[GIVEN TEXT]
%%

At the moment I'm getting the store to mill it, and then I'm brewing about 4 days after it's milled. The grains are being kept in an air tight bag packaged at the store....

Am I really going to notice a difference if I mill it at home? Has anyone done a blind taste test? Would be interesting.

Basically..... should I bother getting a mill? At the moment I don't have a lot of cash to spend on brewing so I'm trying to get a burner and a larger pot first....should it be third on the list?
 
I dont reckon 4 days storage is gonna have a noticeable difference owning a mill allows you to buy grain in bulk though.
 
After 4 days I wouldn't be able to notice the difference. Hell after 6 weeks my palate would probably be none the wiser.

As long as it's sealed and stored well it'll be fine.

A mill is beneficial when you want to save costs and buy grain in bulk. Or brew large quantities or have the flexibility to brew a recipe on demand.

%%

[SUPPLIED DATA]
%%

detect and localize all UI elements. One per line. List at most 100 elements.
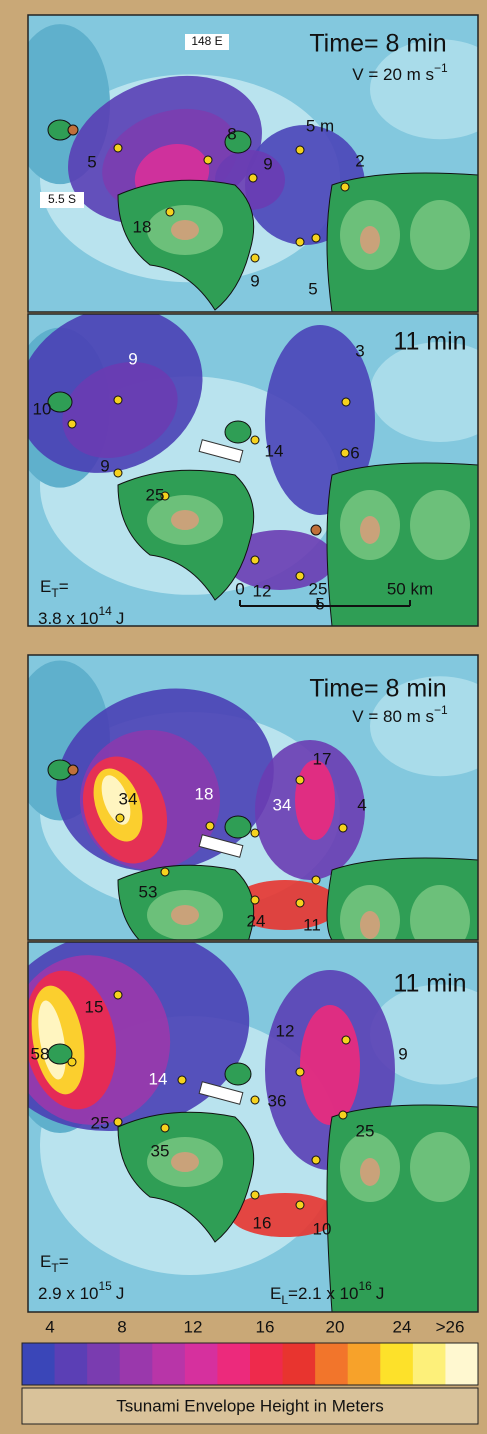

%%

[AIM OF THE EXERCISE]
Answer these about the grain mill discussion:
(a) How many days after the store mills the grain does the original poster brew?
(b) Which two purchases does the poster want to make before a mill?
(c) One reply says their palate would probably be none the wiser even after how long?

[WRITTEN ANSWER]
(a) About 4 days
(b) A burner and a larger pot
(c) 6 weeks